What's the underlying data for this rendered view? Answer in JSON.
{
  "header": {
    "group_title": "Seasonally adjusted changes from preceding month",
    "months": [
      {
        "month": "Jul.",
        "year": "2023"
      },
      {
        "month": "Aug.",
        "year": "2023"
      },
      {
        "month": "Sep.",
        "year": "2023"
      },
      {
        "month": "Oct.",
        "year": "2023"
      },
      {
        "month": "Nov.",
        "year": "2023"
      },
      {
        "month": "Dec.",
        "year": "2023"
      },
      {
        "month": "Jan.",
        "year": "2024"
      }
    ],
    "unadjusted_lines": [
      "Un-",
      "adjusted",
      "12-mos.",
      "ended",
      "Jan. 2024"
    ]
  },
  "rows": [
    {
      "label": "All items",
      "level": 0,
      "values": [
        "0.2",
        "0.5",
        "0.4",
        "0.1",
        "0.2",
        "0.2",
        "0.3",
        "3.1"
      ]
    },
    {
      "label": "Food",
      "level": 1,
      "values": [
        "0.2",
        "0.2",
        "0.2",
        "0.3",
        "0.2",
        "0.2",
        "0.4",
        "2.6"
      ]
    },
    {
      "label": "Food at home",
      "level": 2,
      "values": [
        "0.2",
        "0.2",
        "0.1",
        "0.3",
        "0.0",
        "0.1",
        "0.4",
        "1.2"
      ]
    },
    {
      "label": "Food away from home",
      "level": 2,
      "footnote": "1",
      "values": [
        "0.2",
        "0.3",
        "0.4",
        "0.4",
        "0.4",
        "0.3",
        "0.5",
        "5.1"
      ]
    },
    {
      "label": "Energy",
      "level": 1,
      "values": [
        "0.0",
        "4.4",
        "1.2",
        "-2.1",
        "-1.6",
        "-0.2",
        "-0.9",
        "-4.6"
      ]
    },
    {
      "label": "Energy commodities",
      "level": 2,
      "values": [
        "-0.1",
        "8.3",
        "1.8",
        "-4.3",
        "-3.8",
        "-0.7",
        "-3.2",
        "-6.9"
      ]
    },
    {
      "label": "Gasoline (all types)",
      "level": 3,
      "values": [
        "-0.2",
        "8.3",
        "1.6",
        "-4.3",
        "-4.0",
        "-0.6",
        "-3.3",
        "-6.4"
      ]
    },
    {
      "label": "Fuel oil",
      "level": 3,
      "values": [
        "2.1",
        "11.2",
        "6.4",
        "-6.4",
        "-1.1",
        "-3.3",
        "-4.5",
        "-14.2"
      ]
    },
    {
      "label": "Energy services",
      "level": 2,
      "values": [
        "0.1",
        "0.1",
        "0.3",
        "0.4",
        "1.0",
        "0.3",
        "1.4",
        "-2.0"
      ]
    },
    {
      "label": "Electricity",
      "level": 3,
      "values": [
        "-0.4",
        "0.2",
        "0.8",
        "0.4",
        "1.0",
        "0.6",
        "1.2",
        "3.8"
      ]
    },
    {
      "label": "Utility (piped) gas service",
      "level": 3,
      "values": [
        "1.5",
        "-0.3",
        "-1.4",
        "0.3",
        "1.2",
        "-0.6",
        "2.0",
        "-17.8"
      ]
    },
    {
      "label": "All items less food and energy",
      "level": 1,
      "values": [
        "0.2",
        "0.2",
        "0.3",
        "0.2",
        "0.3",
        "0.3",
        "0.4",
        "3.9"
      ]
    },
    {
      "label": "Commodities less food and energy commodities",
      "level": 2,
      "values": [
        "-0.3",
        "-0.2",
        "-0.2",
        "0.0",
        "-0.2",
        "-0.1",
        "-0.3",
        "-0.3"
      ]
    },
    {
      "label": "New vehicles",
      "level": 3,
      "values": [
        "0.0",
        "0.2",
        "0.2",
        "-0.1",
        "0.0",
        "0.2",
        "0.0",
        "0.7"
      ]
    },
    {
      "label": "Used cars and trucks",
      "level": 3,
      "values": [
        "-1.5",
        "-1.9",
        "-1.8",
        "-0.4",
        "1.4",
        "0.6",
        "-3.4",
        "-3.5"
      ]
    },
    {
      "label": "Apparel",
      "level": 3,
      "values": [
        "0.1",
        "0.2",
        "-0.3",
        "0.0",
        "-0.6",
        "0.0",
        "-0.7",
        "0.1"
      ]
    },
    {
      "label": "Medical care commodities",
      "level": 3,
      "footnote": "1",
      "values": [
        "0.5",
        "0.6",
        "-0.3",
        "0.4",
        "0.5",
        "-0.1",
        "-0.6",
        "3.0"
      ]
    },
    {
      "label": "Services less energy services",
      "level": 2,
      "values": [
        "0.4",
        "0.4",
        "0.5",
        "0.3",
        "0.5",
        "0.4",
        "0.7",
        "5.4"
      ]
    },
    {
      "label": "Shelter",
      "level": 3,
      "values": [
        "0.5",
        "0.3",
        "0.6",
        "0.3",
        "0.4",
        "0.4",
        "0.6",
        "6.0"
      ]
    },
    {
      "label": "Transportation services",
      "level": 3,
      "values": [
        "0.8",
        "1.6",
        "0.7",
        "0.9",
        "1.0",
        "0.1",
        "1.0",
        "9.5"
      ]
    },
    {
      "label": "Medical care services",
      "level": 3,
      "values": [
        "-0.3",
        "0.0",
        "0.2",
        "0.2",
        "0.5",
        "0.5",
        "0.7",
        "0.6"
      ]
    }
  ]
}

====================

TASK TO COMPLETE:
From the data, pick out every line that includes "less".

FINAL RESULT:
      "label": "All items less food and energy",
      "label": "Commodities less food and energy commodities",
      "label": "Services less energy services",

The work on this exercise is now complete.